▶ **SUPPLIED DATA**:

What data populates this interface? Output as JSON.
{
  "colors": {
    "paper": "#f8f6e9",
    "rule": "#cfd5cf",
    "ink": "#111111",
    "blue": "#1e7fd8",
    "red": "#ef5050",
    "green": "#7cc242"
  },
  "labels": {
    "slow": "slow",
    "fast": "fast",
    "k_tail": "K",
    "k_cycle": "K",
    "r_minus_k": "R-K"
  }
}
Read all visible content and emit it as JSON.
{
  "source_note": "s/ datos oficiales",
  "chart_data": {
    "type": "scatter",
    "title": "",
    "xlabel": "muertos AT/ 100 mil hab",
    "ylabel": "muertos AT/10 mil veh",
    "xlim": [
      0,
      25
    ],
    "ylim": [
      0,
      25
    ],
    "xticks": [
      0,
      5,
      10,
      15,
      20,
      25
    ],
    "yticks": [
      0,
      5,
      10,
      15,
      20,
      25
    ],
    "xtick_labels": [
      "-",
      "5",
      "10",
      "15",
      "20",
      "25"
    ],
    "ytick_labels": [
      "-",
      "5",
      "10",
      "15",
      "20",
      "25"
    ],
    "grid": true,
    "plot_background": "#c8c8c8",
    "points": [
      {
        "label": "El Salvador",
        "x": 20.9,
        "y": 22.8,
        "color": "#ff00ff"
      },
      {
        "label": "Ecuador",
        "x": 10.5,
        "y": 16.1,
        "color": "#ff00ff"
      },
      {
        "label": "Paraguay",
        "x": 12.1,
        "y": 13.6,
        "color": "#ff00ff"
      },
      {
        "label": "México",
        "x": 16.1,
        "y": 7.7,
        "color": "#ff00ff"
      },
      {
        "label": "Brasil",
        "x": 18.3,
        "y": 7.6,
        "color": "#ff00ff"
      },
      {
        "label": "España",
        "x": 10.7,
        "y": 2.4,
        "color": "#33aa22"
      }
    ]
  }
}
--
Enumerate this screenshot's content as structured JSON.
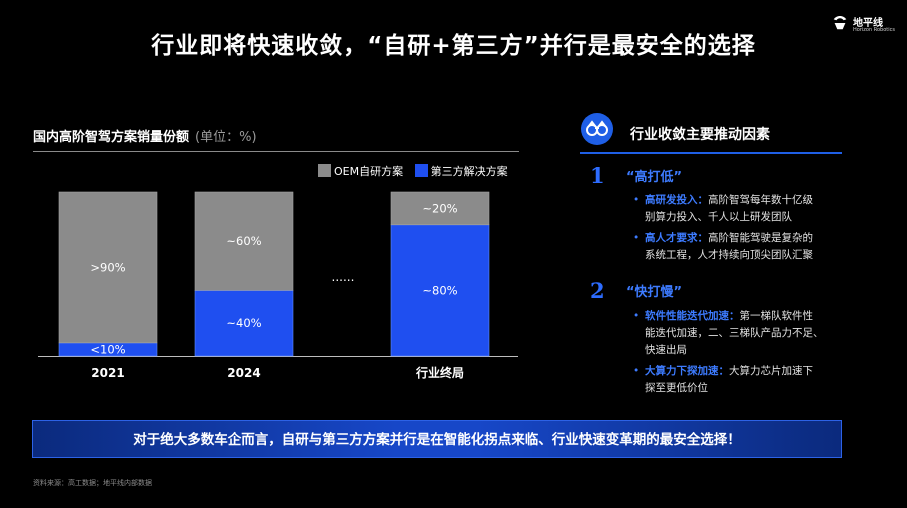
---
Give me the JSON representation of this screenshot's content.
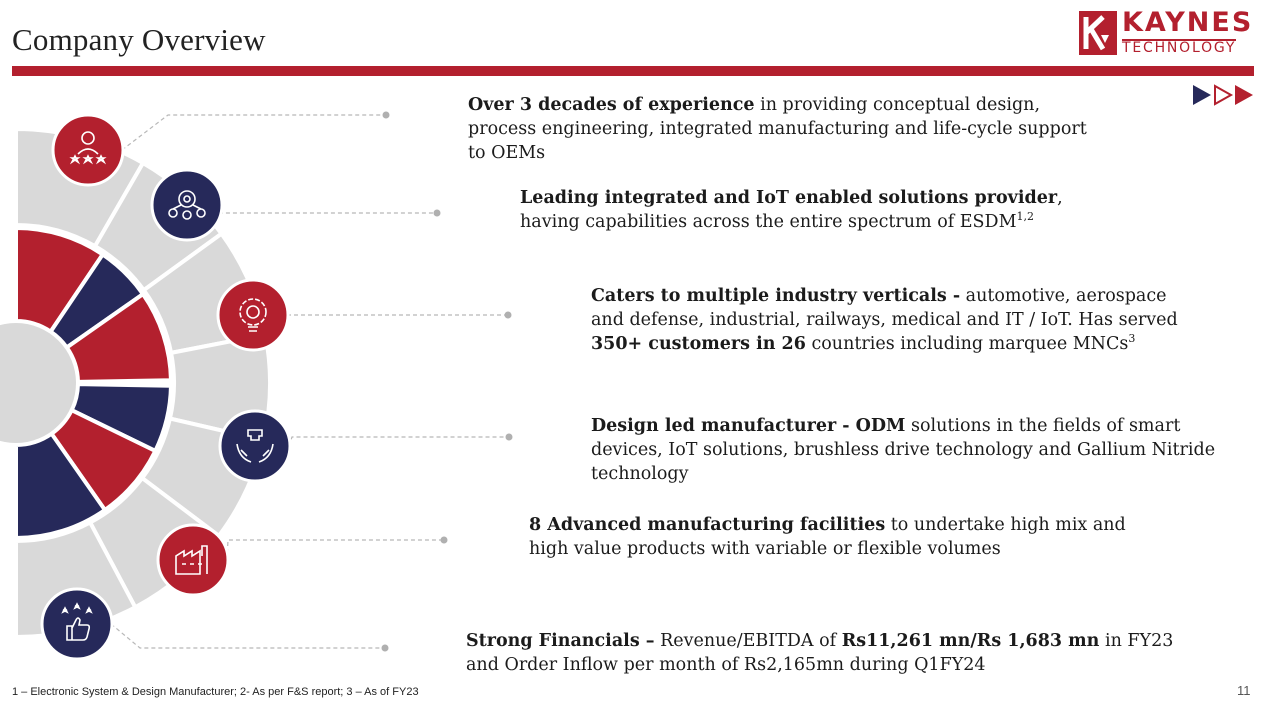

▶ **SET TASK**:
Make a list of all lines in the data that contain "screenshot".

▶ **SOLUTION TO THIS EXERCISE**:
Enumerate this screenshot's content as structured JSON.
Give me the JSON representation of this screenshot's content.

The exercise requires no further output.